What is required
Could you repeat the material from its start through the line holding "plot-frame (123, 56, 861, 548)", inclusive, substituting "marker-dot" for every "bullet-dot" and changing nothing else?

Records
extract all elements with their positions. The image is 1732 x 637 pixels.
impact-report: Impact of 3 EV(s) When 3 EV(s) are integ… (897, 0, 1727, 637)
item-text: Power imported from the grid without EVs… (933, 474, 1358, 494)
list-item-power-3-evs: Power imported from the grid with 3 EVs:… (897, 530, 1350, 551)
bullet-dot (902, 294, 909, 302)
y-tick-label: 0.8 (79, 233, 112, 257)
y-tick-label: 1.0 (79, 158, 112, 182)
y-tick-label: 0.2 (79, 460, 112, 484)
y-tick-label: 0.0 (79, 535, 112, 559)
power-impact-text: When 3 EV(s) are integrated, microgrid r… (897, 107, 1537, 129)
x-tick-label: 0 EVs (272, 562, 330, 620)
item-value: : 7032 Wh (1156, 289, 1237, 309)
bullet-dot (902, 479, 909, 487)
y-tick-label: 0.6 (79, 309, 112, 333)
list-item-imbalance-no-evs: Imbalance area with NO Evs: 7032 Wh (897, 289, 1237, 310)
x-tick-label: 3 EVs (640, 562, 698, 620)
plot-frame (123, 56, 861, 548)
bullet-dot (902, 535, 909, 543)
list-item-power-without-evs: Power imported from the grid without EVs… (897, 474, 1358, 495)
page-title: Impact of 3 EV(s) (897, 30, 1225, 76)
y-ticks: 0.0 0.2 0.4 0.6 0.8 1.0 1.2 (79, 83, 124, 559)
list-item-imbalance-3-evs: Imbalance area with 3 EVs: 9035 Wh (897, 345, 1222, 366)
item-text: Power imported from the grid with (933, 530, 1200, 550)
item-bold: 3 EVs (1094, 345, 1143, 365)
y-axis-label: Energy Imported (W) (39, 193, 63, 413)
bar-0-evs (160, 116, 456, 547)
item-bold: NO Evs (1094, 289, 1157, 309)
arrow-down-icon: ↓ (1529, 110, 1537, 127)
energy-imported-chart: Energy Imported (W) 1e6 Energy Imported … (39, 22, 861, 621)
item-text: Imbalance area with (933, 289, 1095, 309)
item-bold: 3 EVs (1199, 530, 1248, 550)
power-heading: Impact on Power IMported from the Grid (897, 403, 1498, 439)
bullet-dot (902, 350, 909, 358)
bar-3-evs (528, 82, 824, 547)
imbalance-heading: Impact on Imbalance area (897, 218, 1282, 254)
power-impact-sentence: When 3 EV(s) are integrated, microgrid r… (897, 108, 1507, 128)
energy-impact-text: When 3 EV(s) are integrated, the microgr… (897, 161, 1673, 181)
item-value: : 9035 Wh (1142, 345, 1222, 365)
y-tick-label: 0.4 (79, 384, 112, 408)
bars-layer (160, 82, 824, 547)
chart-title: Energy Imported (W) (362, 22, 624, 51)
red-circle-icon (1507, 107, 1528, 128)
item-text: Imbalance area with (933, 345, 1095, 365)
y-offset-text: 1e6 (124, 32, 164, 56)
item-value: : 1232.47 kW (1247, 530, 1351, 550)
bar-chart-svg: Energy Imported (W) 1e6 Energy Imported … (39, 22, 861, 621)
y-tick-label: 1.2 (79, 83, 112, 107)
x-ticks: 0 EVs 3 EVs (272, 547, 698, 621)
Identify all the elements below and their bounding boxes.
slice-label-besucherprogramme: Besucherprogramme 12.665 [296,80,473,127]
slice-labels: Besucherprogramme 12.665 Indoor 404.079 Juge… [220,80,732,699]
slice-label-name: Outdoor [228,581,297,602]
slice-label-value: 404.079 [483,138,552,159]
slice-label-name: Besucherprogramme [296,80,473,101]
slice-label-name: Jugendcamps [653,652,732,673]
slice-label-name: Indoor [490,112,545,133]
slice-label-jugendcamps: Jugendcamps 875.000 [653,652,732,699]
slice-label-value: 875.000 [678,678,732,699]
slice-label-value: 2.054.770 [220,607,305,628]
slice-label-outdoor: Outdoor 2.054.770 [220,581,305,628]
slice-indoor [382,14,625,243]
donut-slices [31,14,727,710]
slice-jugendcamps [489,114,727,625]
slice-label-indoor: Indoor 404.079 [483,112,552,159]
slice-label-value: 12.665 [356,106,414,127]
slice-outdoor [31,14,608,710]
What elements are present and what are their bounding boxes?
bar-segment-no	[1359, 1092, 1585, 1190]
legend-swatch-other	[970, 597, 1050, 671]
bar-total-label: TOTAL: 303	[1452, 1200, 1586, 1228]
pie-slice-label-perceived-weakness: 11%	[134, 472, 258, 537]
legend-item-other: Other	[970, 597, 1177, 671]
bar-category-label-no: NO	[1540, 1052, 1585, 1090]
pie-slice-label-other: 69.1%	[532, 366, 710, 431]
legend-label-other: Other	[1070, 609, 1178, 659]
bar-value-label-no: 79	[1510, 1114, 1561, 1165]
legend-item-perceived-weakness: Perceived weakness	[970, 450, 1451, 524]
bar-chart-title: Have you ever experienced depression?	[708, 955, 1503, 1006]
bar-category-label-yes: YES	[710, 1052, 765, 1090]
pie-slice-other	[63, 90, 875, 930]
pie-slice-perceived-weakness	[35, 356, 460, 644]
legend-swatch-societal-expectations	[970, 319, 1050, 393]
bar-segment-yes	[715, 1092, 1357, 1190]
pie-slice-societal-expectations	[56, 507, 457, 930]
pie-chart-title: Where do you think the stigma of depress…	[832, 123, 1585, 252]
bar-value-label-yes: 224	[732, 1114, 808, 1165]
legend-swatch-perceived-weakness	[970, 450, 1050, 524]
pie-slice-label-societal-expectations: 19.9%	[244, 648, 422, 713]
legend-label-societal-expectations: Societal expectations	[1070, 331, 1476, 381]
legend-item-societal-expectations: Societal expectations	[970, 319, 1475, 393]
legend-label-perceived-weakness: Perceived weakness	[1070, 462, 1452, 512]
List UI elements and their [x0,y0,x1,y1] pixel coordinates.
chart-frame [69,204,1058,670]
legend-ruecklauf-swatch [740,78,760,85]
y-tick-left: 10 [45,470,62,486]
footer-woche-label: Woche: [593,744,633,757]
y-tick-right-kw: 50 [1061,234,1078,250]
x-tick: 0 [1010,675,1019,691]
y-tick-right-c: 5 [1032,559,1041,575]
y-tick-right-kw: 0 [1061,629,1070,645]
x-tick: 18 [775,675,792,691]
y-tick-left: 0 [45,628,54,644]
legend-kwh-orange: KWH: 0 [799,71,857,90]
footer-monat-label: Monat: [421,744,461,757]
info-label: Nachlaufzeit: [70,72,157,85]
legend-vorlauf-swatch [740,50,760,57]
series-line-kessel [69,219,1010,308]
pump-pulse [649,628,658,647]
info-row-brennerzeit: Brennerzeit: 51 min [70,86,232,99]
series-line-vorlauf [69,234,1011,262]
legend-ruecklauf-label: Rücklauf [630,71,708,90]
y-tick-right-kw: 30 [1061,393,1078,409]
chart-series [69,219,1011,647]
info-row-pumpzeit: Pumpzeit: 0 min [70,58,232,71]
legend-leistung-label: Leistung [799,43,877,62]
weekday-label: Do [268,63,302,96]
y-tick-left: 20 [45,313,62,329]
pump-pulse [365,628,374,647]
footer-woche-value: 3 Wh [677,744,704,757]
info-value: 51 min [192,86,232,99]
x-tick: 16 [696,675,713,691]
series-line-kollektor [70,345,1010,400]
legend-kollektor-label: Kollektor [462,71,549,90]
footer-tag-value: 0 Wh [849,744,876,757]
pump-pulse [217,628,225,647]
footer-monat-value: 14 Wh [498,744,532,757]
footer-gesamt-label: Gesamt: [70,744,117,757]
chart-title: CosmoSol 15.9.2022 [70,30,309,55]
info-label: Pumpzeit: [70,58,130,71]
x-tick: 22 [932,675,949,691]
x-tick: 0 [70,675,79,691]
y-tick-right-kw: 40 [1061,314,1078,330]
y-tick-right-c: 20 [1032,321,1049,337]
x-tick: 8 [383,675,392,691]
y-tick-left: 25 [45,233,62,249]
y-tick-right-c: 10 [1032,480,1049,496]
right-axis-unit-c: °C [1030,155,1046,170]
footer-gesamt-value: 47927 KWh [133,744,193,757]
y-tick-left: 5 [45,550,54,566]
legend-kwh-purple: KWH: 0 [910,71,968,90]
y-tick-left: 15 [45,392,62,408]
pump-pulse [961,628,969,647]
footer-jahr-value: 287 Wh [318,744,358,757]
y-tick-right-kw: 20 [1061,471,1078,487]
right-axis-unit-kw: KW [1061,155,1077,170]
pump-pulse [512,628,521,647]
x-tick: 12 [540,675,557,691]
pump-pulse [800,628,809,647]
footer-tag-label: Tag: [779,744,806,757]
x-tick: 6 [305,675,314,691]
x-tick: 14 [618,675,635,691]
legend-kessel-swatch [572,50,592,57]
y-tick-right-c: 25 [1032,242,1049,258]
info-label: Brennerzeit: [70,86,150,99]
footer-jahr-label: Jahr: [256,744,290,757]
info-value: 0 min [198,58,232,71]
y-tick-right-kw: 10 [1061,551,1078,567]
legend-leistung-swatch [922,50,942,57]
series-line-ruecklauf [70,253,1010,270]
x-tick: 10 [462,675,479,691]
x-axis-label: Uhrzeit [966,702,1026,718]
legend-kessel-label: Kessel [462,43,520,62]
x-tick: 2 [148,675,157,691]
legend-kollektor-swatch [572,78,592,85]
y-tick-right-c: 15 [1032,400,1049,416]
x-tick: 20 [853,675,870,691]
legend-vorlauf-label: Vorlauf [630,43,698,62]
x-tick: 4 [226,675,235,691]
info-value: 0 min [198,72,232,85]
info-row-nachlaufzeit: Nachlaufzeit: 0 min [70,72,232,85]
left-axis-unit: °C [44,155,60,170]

Result of this task
extract all elements with their positions. The image is 1732 x 637 pixels.
impact-report: Impact of 3 EV(s) When 3 EV(s) are integ… (897, 0, 1727, 637)
item-text: Power imported from the grid without EVs… (933, 474, 1358, 494)
list-item-power-3-evs: Power imported from the grid with 3 EVs:… (897, 530, 1350, 551)
marker-dot (902, 294, 909, 302)
y-tick-label: 0.8 (79, 233, 112, 257)
y-tick-label: 1.0 (79, 158, 112, 182)
y-tick-label: 0.2 (79, 460, 112, 484)
y-tick-label: 0.0 (79, 535, 112, 559)
power-impact-text: When 3 EV(s) are integrated, microgrid r… (897, 107, 1537, 129)
x-tick-label: 0 EVs (272, 562, 330, 620)
item-value: : 7032 Wh (1156, 289, 1237, 309)
marker-dot (902, 479, 909, 487)
y-tick-label: 0.6 (79, 309, 112, 333)
list-item-imbalance-no-evs: Imbalance area with NO Evs: 7032 Wh (897, 289, 1237, 310)
x-tick-label: 3 EVs (640, 562, 698, 620)
plot-frame (123, 56, 861, 548)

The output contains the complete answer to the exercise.